Print every line of the listing exactly, please.

** START **

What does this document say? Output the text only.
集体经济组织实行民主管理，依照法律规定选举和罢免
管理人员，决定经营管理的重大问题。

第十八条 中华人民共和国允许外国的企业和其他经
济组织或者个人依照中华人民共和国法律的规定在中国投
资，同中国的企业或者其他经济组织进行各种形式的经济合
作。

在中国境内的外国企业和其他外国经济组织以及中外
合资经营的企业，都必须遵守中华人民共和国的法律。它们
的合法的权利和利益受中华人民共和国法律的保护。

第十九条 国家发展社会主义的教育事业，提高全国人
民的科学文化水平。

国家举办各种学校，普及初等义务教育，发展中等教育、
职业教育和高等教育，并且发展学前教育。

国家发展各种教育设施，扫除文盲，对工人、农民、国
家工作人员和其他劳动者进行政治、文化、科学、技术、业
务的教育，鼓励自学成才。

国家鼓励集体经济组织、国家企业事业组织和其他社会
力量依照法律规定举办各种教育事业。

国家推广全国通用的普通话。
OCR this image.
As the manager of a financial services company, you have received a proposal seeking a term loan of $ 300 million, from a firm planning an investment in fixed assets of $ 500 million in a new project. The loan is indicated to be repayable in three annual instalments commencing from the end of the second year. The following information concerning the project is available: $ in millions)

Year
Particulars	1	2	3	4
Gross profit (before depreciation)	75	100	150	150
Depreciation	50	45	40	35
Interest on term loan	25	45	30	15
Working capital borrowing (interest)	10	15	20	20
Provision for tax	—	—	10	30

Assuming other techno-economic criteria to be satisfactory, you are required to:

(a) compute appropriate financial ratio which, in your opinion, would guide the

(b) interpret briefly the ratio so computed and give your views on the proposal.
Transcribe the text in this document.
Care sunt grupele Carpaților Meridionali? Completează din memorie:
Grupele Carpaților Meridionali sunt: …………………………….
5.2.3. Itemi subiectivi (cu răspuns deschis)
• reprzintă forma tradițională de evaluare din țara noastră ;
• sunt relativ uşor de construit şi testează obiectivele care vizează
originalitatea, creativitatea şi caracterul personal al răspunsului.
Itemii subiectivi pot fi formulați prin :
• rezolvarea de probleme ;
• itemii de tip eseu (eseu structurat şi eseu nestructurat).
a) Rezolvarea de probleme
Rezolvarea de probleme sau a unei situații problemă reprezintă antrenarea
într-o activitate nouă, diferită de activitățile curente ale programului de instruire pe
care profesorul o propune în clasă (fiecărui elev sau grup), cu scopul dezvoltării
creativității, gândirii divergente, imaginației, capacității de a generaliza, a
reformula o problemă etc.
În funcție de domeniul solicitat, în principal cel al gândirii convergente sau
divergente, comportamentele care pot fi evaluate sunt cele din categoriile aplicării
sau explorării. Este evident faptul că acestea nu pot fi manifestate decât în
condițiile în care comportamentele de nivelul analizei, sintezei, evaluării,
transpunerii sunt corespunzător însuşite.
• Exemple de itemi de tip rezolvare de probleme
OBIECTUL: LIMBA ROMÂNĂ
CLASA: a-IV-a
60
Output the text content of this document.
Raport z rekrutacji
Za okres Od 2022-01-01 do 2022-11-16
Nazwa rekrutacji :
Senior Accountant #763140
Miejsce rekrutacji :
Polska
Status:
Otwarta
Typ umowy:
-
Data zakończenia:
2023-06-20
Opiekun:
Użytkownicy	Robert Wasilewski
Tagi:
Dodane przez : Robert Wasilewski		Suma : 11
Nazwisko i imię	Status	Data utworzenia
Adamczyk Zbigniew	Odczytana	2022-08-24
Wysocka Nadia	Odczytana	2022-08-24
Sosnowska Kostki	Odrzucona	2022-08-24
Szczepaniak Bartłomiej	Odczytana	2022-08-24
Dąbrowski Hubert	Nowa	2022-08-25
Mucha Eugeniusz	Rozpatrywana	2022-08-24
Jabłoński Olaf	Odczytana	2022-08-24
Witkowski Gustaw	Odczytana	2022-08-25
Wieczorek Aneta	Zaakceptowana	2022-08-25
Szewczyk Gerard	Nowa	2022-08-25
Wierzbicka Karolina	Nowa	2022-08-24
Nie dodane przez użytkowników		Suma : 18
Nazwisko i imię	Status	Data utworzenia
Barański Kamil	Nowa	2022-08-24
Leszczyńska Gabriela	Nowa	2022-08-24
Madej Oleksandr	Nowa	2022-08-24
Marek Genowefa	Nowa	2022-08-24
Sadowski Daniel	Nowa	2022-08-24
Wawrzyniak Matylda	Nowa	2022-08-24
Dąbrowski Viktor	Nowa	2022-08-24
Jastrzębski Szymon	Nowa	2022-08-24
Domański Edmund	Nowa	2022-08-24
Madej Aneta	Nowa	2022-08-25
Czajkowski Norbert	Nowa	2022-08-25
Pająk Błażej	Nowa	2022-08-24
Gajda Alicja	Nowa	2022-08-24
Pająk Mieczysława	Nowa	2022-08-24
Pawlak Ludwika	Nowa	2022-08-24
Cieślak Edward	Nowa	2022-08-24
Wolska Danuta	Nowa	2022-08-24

** END **

* Exercise answer
What does this document say? Output the text only.
集体经济组织实行民主管理，依照法律规定选举和罢免
管理人员，决定经营管理的重大问题。

第十八条 中华人民共和国允许外国的企业和其他经
济组织或者个人依照中华人民共和国法律的规定在中国投
资，同中国的企业或者其他经济组织进行各种形式的经济合
作。

在中国境内的外国企业和其他外国经济组织以及中外
合资经营的企业，都必须遵守中华人民共和国的法律。它们
的合法的权利和利益受中华人民共和国法律的保护。

第十九条 国家发展社会主义的教育事业，提高全国人
民的科学文化水平。

国家举办各种学校，普及初等义务教育，发展中等教育、
职业教育和高等教育，并且发展学前教育。

国家发展各种教育设施，扫除文盲，对工人、农民、国
家工作人员和其他劳动者进行政治、文化、科学、技术、业
务的教育，鼓励自学成才。

国家鼓励集体经济组织、国家企业事业组织和其他社会
力量依照法律规定举办各种教育事业。

国家推广全国通用的普通话。
OCR this image.
As the manager of a financial services company, you have received a proposal seeking a term loan of $ 300 million, from a firm planning an investment in fixed assets of $ 500 million in a new project. The loan is indicated to be repayable in three annual instalments commencing from the end of the second year. The following information concerning the project is available: $ in millions)

Year
Particulars	1	2	3	4
Gross profit (before depreciation)	75	100	150	150
Depreciation	50	45	40	35
Interest on term loan	25	45	30	15
Working capital borrowing (interest)	10	15	20	20
Provision for tax	—	—	10	30

Assuming other techno-economic criteria to be satisfactory, you are required to:

(a) compute appropriate financial ratio which, in your opinion, would guide the

(b) interpret briefly the ratio so computed and give your views on the proposal.
Transcribe the text in this document.
Care sunt grupele Carpaților Meridionali? Completează din memorie:
Grupele Carpaților Meridionali sunt: …………………………….
5.2.3. Itemi subiectivi (cu răspuns deschis)
• reprzintă forma tradițională de evaluare din țara noastră ;
• sunt relativ uşor de construit şi testează obiectivele care vizează
originalitatea, creativitatea şi caracterul personal al răspunsului.
Itemii subiectivi pot fi formulați prin :
• rezolvarea de probleme ;
• itemii de tip eseu (eseu structurat şi eseu nestructurat).
a) Rezolvarea de probleme
Rezolvarea de probleme sau a unei situații problemă reprezintă antrenarea
într-o activitate nouă, diferită de activitățile curente ale programului de instruire pe
care profesorul o propune în clasă (fiecărui elev sau grup), cu scopul dezvoltării
creativității, gândirii divergente, imaginației, capacității de a generaliza, a
reformula o problemă etc.
În funcție de domeniul solicitat, în principal cel al gândirii convergente sau
divergente, comportamentele care pot fi evaluate sunt cele din categoriile aplicării
sau explorării. Este evident faptul că acestea nu pot fi manifestate decât în
condițiile în care comportamentele de nivelul analizei, sintezei, evaluării,
transpunerii sunt corespunzător însuşite.
• Exemple de itemi de tip rezolvare de probleme
OBIECTUL: LIMBA ROMÂNĂ
CLASA: a-IV-a
60
Output the text content of this document.
Raport z rekrutacji
Za okres Od 2022-01-01 do 2022-11-16
Nazwa rekrutacji :
Senior Accountant #763140
Miejsce rekrutacji :
Polska
Status:
Otwarta
Typ umowy:
-
Data zakończenia:
2023-06-20
Opiekun:
Użytkownicy	Robert Wasilewski
Tagi:
Dodane przez : Robert Wasilewski		Suma : 11
Nazwisko i imię	Status	Data utworzenia
Adamczyk Zbigniew	Odczytana	2022-08-24
Wysocka Nadia	Odczytana	2022-08-24
Sosnowska Kostki	Odrzucona	2022-08-24
Szczepaniak Bartłomiej	Odczytana	2022-08-24
Dąbrowski Hubert	Nowa	2022-08-25
Mucha Eugeniusz	Rozpatrywana	2022-08-24
Jabłoński Olaf	Odczytana	2022-08-24
Witkowski Gustaw	Odczytana	2022-08-25
Wieczorek Aneta	Zaakceptowana	2022-08-25
Szewczyk Gerard	Nowa	2022-08-25
Wierzbicka Karolina	Nowa	2022-08-24
Nie dodane przez użytkowników		Suma : 18
Nazwisko i imię	Status	Data utworzenia
Barański Kamil	Nowa	2022-08-24
Leszczyńska Gabriela	Nowa	2022-08-24
Madej Oleksandr	Nowa	2022-08-24
Marek Genowefa	Nowa	2022-08-24
Sadowski Daniel	Nowa	2022-08-24
Wawrzyniak Matylda	Nowa	2022-08-24
Dąbrowski Viktor	Nowa	2022-08-24
Jastrzębski Szymon	Nowa	2022-08-24
Domański Edmund	Nowa	2022-08-24
Madej Aneta	Nowa	2022-08-25
Czajkowski Norbert	Nowa	2022-08-25
Pająk Błażej	Nowa	2022-08-24
Gajda Alicja	Nowa	2022-08-24
Pająk Mieczysława	Nowa	2022-08-24
Pawlak Ludwika	Nowa	2022-08-24
Cieślak Edward	Nowa	2022-08-24
Wolska Danuta	Nowa	2022-08-24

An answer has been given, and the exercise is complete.